— TASK OBJECTIVE —
Extract all of the entries and set them down verbatim.

○ ○ ○ ○

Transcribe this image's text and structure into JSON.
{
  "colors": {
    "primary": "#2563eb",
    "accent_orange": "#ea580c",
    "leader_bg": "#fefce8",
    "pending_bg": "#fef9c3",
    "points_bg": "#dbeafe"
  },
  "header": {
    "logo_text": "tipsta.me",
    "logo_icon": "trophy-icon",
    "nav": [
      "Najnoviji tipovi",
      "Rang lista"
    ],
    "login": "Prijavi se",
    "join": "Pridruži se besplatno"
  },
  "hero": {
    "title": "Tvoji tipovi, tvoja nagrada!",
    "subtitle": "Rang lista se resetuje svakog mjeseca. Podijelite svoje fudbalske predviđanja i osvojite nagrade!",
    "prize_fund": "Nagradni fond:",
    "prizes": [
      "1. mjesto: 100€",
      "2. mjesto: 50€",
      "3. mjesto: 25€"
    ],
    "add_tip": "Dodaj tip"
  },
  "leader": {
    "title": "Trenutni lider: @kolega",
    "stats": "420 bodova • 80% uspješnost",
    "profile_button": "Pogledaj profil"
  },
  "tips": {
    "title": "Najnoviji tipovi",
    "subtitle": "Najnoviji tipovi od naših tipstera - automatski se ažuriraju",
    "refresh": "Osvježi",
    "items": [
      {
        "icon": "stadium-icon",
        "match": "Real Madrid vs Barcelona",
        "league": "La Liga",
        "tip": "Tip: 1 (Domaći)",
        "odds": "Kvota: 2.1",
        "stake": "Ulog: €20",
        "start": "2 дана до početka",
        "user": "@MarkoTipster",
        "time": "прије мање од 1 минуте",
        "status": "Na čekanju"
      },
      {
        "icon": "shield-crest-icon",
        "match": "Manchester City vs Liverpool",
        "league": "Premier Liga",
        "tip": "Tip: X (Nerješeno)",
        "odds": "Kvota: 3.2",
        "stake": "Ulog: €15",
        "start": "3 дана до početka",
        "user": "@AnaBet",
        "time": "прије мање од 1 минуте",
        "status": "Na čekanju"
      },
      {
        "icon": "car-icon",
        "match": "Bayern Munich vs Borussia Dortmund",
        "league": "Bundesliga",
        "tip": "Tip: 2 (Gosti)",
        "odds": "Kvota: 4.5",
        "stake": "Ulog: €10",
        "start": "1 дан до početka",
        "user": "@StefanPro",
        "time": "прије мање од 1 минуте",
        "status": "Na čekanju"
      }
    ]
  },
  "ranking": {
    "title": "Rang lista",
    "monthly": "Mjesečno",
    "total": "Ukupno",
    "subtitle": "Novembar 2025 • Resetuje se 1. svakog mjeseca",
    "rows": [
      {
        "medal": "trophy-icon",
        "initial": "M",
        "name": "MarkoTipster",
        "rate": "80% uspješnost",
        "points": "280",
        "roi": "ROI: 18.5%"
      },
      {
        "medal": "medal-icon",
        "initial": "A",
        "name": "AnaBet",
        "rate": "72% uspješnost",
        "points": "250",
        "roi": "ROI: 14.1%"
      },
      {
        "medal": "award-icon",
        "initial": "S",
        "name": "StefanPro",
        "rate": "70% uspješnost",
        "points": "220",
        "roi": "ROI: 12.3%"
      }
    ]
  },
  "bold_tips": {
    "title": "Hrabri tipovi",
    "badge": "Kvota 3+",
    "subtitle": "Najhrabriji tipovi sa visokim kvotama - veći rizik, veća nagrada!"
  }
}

○ ○ ○ ○

— TASK SOLUTION —
Transcribe this image's text and structure into JSON.
{
  "colors": {
    "primary": "#2563eb",
    "accent_orange": "#ea580c",
    "leader_bg": "#fefce8",
    "pending_bg": "#fef9c3",
    "points_bg": "#dbeafe"
  },
  "header": {
    "logo_text": "tipsta.me",
    "logo_icon": "trophy-icon",
    "nav": [
      "Najnoviji tipovi",
      "Rang lista"
    ],
    "login": "Prijavi se",
    "join": "Pridruži se besplatno"
  },
  "hero": {
    "title": "Tvoji tipovi, tvoja nagrada!",
    "subtitle": "Rang lista se resetuje svakog mjeseca. Podijelite svoje fudbalske predviđanja i osvojite nagrade!",
    "prize_fund": "Nagradni fond:",
    "prizes": [
      "1. mjesto: 100€",
      "2. mjesto: 50€",
      "3. mjesto: 25€"
    ],
    "add_tip": "Dodaj tip"
  },
  "leader": {
    "title": "Trenutni lider: @kolega",
    "stats": "420 bodova • 80% uspješnost",
    "profile_button": "Pogledaj profil"
  },
  "tips": {
    "title": "Najnoviji tipovi",
    "subtitle": "Najnoviji tipovi od naših tipstera - automatski se ažuriraju",
    "refresh": "Osvježi",
    "items": [
      {
        "icon": "stadium-icon",
        "match": "Real Madrid vs Barcelona",
        "league": "La Liga",
        "tip": "Tip: 1 (Domaći)",
        "odds": "Kvota: 2.1",
        "stake": "Ulog: €20",
        "start": "2 дана до početka",
        "user": "@MarkoTipster",
        "time": "прије мање од 1 минуте",
        "status": "Na čekanju"
      },
      {
        "icon": "shield-crest-icon",
        "match": "Manchester City vs Liverpool",
        "league": "Premier Liga",
        "tip": "Tip: X (Nerješeno)",
        "odds": "Kvota: 3.2",
        "stake": "Ulog: €15",
        "start": "3 дана до početka",
        "user": "@AnaBet",
        "time": "прије мање од 1 минуте",
        "status": "Na čekanju"
      },
      {
        "icon": "car-icon",
        "match": "Bayern Munich vs Borussia Dortmund",
        "league": "Bundesliga",
        "tip": "Tip: 2 (Gosti)",
        "odds": "Kvota: 4.5",
        "stake": "Ulog: €10",
        "start": "1 дан до početka",
        "user": "@StefanPro",
        "time": "прије мање од 1 минуте",
        "status": "Na čekanju"
      }
    ]
  },
  "ranking": {
    "title": "Rang lista",
    "monthly": "Mjesečno",
    "total": "Ukupno",
    "subtitle": "Novembar 2025 • Resetuje se 1. svakog mjeseca",
    "rows": [
      {
        "medal": "trophy-icon",
        "initial": "M",
        "name": "MarkoTipster",
        "rate": "80% uspješnost",
        "points": "280",
        "roi": "ROI: 18.5%"
      },
      {
        "medal": "medal-icon",
        "initial": "A",
        "name": "AnaBet",
        "rate": "72% uspješnost",
        "points": "250",
        "roi": "ROI: 14.1%"
      },
      {
        "medal": "award-icon",
        "initial": "S",
        "name": "StefanPro",
        "rate": "70% uspješnost",
        "points": "220",
        "roi": "ROI: 12.3%"
      }
    ]
  },
  "bold_tips": {
    "title": "Hrabri tipovi",
    "badge": "Kvota 3+",
    "subtitle": "Najhrabriji tipovi sa visokim kvotama - veći rizik, veća nagrada!"
  }
}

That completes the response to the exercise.